* [BRIEF]: In the entries that follow, find the word "this" and report each line it is on.

Data entries
((

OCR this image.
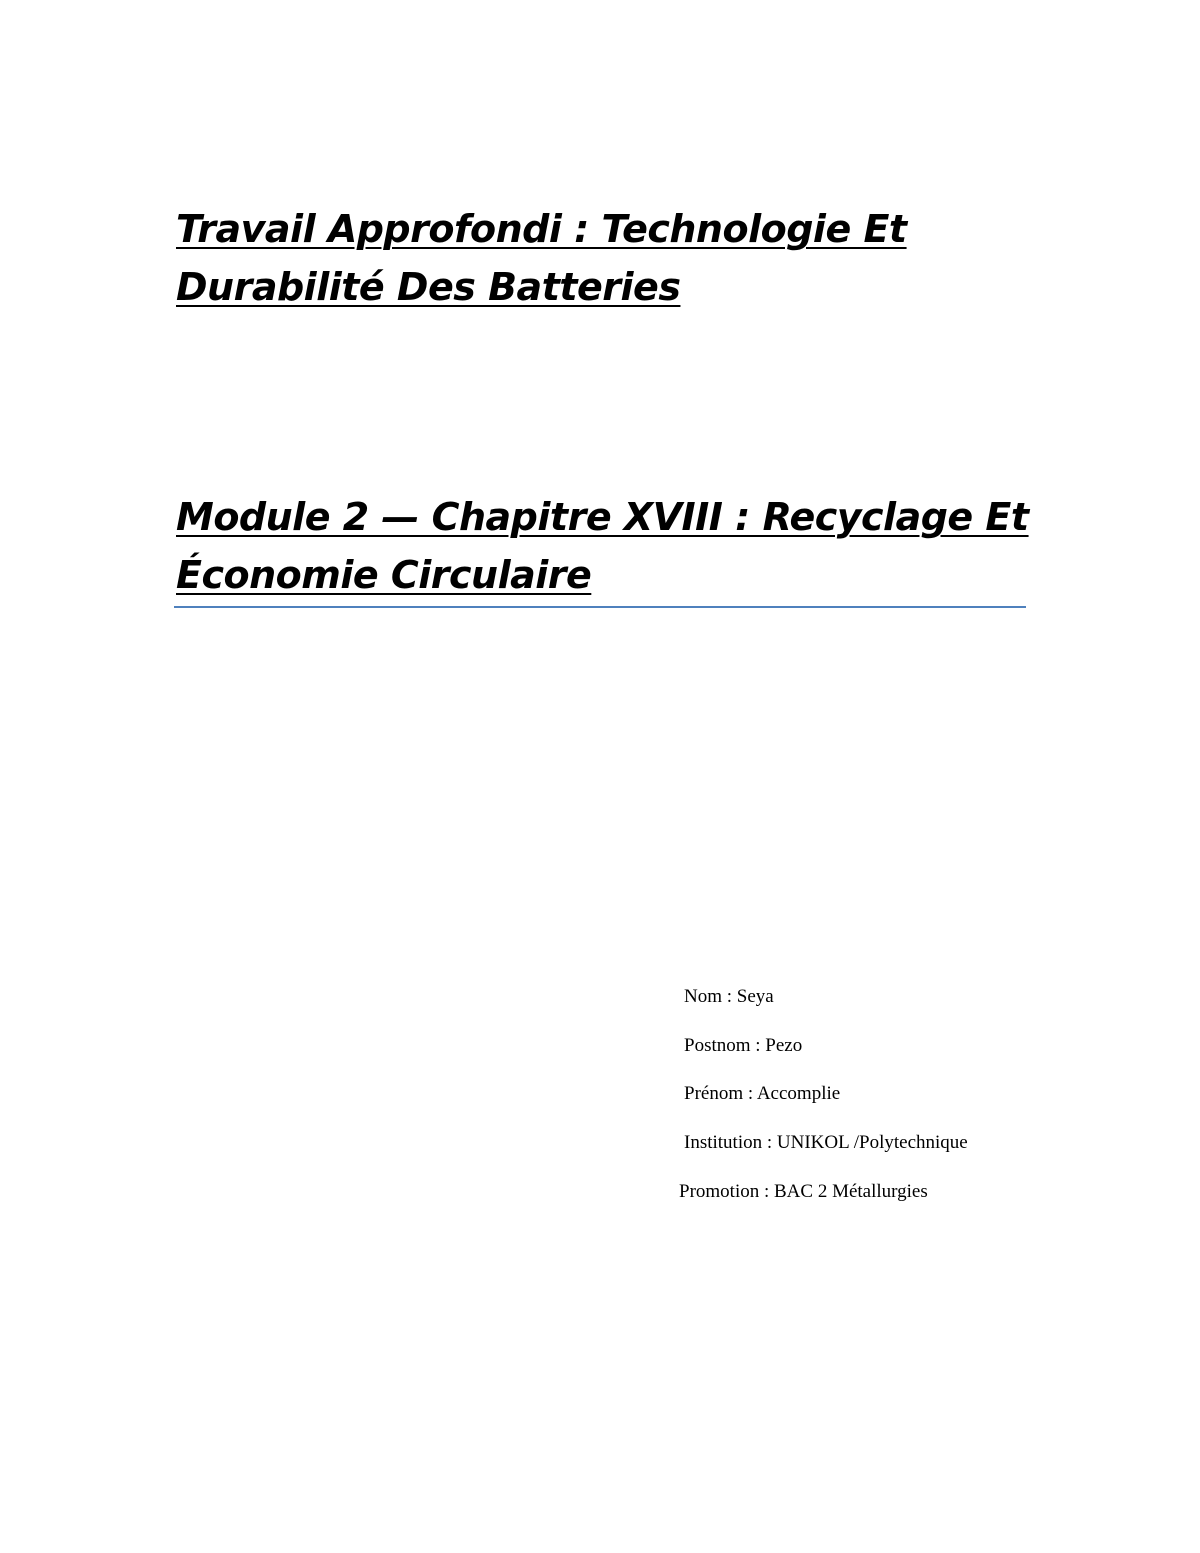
Travail Approfondi : Technologie Et
Durabilité Des Batteries
Module 2 — Chapitre XVIII : Recyclage Et
Économie Circulaire
Nom : Seya
Postnom : Pezo
Prénom : Accomplie
Institution : UNIKOL /Polytechnique
Promotion : BAC 2 Métallurgies
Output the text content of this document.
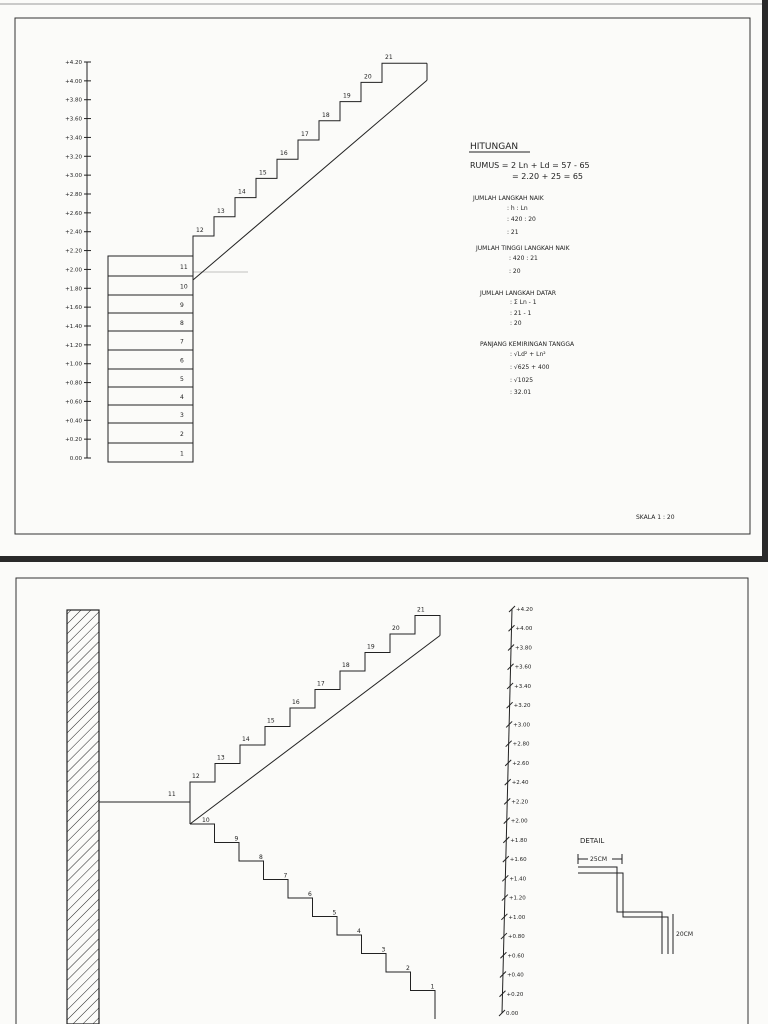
+4.20
+4.00
+3.80
+3.60
+3.40
+3.20
+3.00
+2.80
+2.60
+2.40
+2.20
+2.00
+1.80
+1.60
+1.40
+1.20
+1.00
+0.80
+0.60
+0.40
+0.20
0.00
1
2
3
4
5
6
7
8
9
10
11
12
13
14
15
16
17
18
19
20
21
HITUNGAN
RUMUS = 2 Ln + Ld = 57 - 65
= 2.20 + 25 = 65
JUMLAH LANGKAH NAIK
: h : Ln
: 420 : 20
: 21
JUMLAH TINGGI LANGKAH NAIK
: 420 : 21
: 20
JUMLAH LANGKAH DATAR
: Σ Ln - 1
: 21 - 1
: 20
PANJANG KEMIRINGAN TANGGA
: √Ld² + Ln²
: √625 + 400
: √1025
: 32.01
SKALA 1 : 20
11
10
9
8
7
6
5
4
3
2
1
12
13
14
15
16
17
18
19
20
21	+4.20
+4.00
+3.80
+3.60
+3.40
+3.20
+3.00
+2.80
+2.60
+2.40
+2.20
+2.00
+1.80
+1.60
+1.40
+1.20
+1.00
+0.80
+0.60
+0.40
+0.20
0.00
DETAIL
25CM
20CM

))

* [TASK RESULT]:
OCR this image.
Output the text content of this document.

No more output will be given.